● What this task involves: Print the line containing "Transcribe the text in this document." and each line after it through the end, please, with nothing added.

******

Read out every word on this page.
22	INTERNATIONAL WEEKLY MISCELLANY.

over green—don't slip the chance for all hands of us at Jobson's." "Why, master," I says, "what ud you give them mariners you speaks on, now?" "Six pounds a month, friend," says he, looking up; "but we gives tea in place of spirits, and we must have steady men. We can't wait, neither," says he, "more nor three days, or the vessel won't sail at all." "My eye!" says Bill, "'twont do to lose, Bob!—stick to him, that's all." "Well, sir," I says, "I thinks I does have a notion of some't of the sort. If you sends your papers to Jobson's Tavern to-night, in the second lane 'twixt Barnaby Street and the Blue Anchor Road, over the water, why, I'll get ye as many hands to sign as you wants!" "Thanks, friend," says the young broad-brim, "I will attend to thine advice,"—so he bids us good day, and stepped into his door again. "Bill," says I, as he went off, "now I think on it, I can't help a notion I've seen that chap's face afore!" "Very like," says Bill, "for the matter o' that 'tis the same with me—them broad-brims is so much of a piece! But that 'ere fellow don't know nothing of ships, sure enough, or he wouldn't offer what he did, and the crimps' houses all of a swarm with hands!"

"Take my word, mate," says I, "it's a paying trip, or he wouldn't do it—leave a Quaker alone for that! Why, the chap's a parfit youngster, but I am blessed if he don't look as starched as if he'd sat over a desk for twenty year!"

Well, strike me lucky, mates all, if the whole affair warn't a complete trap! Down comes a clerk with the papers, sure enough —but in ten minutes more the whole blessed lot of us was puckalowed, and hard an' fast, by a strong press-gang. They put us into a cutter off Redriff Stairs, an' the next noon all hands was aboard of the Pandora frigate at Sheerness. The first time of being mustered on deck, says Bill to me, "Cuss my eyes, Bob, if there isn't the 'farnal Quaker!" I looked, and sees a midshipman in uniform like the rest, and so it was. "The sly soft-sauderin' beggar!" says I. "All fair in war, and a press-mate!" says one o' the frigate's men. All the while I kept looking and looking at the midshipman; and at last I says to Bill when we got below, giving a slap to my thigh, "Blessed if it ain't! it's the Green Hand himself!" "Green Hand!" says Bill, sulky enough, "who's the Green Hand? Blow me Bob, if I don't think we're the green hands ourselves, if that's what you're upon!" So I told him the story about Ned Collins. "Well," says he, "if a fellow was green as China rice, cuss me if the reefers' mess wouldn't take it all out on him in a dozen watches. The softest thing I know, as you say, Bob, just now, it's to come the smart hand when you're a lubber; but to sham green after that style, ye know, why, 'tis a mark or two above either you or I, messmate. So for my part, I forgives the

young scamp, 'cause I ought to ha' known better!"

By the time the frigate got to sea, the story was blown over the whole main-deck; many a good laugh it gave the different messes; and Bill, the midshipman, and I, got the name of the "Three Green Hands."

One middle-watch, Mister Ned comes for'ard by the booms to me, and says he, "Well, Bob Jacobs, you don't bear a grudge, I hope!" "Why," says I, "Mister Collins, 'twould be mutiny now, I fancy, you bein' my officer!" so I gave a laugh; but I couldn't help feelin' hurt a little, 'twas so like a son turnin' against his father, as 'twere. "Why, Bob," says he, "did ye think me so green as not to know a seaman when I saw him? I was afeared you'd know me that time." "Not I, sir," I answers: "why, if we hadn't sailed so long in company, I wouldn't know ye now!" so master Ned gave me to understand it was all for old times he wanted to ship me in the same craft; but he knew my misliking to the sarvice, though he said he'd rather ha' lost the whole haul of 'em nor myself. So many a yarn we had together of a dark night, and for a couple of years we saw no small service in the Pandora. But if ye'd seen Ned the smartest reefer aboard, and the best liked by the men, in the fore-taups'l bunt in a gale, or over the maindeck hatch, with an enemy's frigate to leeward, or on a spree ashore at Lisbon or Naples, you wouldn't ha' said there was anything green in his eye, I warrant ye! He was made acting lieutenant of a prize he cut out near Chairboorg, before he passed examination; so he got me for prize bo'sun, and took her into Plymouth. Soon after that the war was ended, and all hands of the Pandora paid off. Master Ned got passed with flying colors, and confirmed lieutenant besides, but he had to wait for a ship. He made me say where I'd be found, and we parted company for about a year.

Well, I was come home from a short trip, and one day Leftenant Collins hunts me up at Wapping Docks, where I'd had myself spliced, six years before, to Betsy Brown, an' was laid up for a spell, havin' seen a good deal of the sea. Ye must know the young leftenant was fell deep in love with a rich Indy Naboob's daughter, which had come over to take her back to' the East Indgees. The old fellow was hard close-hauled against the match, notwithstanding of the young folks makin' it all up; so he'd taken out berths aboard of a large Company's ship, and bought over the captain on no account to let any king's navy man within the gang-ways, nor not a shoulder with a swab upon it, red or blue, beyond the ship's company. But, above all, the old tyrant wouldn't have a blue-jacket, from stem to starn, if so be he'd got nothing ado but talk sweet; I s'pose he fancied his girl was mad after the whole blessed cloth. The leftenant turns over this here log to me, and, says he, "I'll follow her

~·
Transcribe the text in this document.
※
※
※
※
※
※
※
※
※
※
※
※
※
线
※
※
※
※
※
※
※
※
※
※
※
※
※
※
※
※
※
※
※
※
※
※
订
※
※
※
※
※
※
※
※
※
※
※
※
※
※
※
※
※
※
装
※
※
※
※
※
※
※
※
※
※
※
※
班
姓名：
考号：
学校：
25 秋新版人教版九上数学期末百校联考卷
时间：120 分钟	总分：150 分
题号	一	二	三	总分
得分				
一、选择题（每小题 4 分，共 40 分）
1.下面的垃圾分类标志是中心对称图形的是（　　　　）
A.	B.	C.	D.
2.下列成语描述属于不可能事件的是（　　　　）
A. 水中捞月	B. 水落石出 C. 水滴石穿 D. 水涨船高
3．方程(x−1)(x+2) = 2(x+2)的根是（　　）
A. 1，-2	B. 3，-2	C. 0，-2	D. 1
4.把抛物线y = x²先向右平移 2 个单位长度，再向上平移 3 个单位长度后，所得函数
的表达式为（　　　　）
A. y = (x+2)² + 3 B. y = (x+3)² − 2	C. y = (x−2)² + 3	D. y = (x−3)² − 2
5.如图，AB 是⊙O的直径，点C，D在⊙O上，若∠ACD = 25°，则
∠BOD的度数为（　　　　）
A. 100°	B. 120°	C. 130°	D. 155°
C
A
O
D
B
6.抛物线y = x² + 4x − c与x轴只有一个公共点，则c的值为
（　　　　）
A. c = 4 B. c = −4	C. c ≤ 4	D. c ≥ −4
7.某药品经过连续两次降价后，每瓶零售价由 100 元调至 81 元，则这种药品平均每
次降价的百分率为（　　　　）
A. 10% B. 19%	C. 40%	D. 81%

******

● Task result:
Transcribe the text in this document.
※
※
※
※
※
※
※
※
※
※
※
※
※
线
※
※
※
※
※
※
※
※
※
※
※
※
※
※
※
※
※
※
※
※
※
※
订
※
※
※
※
※
※
※
※
※
※
※
※
※
※
※
※
※
※
装
※
※
※
※
※
※
※
※
※
※
※
※
班
姓名：
考号：
学校：
25 秋新版人教版九上数学期末百校联考卷
时间：120 分钟	总分：150 分
题号	一	二	三	总分
得分				
一、选择题（每小题 4 分，共 40 分）
1.下面的垃圾分类标志是中心对称图形的是（　　　　）
A.	B.	C.	D.
2.下列成语描述属于不可能事件的是（　　　　）
A. 水中捞月	B. 水落石出 C. 水滴石穿 D. 水涨船高
3．方程(x−1)(x+2) = 2(x+2)的根是（　　）
A. 1，-2	B. 3，-2	C. 0，-2	D. 1
4.把抛物线y = x²先向右平移 2 个单位长度，再向上平移 3 个单位长度后，所得函数
的表达式为（　　　　）
A. y = (x+2)² + 3 B. y = (x+3)² − 2	C. y = (x−2)² + 3	D. y = (x−3)² − 2
5.如图，AB 是⊙O的直径，点C，D在⊙O上，若∠ACD = 25°，则
∠BOD的度数为（　　　　）
A. 100°	B. 120°	C. 130°	D. 155°
C
A
O
D
B
6.抛物线y = x² + 4x − c与x轴只有一个公共点，则c的值为
（　　　　）
A. c = 4 B. c = −4	C. c ≤ 4	D. c ≥ −4
7.某药品经过连续两次降价后，每瓶零售价由 100 元调至 81 元，则这种药品平均每
次降价的百分率为（　　　　）
A. 10% B. 19%	C. 40%	D. 81%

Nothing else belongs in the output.